start Dataset entries

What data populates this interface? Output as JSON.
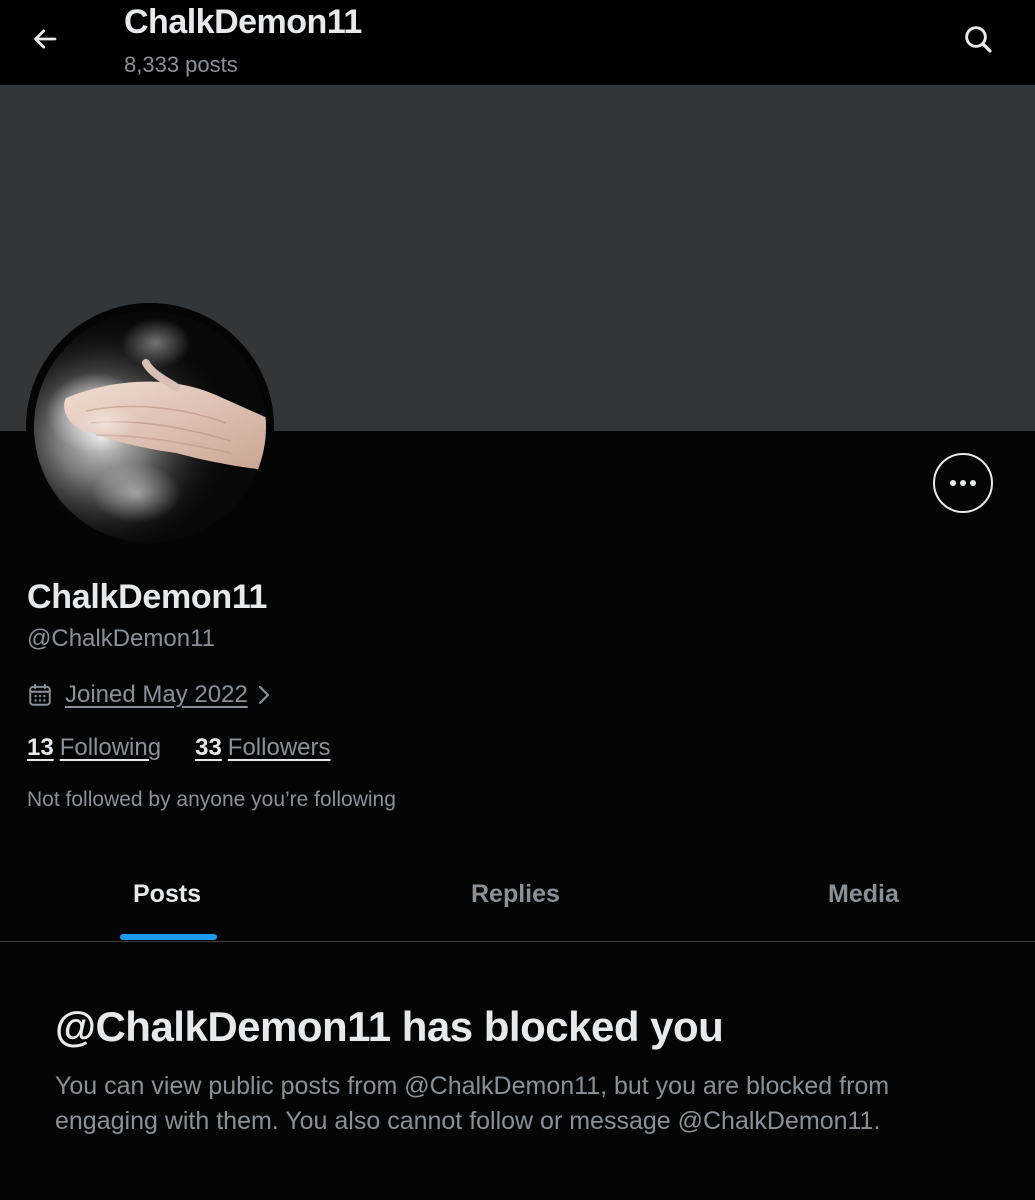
{
  "header": {
    "title": "ChalkDemon11",
    "post_count": "8,333 posts",
    "back_icon": "arrow-left-icon",
    "search_icon": "search-icon"
  },
  "profile": {
    "display_name": "ChalkDemon11",
    "handle": "@ChalkDemon11",
    "joined": "Joined May 2022",
    "following_count": "13",
    "following_label": "Following",
    "followers_count": "33",
    "followers_label": "Followers",
    "mutuals_note": "Not followed by anyone you’re following"
  },
  "tabs": [
    {
      "label": "Posts",
      "active": true
    },
    {
      "label": "Replies",
      "active": false
    },
    {
      "label": "Media",
      "active": false
    }
  ],
  "blocked": {
    "title": "@ChalkDemon11 has blocked you",
    "message": "You can view public posts from @ChalkDemon11, but you are blocked from engaging with them. You also cannot follow or message @ChalkDemon11."
  },
  "colors": {
    "background": "#050505",
    "banner": "#333639",
    "accent": "#1d9bf0",
    "primary_text": "#e7e9ea",
    "secondary_text": "#8b9096"
  }
}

end Dataset entries

**Work instructions:**
Leave the pictures out and write out every entry exactly as given.

**Solution for this problem:**
What data populates this interface? Output as JSON.
{
  "header": {
    "title": "ChalkDemon11",
    "post_count": "8,333 posts",
    "back_icon": "arrow-left-icon",
    "search_icon": "search-icon"
  },
  "profile": {
    "display_name": "ChalkDemon11",
    "handle": "@ChalkDemon11",
    "joined": "Joined May 2022",
    "following_count": "13",
    "following_label": "Following",
    "followers_count": "33",
    "followers_label": "Followers",
    "mutuals_note": "Not followed by anyone you’re following"
  },
  "tabs": [
    {
      "label": "Posts",
      "active": true
    },
    {
      "label": "Replies",
      "active": false
    },
    {
      "label": "Media",
      "active": false
    }
  ],
  "blocked": {
    "title": "@ChalkDemon11 has blocked you",
    "message": "You can view public posts from @ChalkDemon11, but you are blocked from engaging with them. You also cannot follow or message @ChalkDemon11."
  },
  "colors": {
    "background": "#050505",
    "banner": "#333639",
    "accent": "#1d9bf0",
    "primary_text": "#e7e9ea",
    "secondary_text": "#8b9096"
  }
}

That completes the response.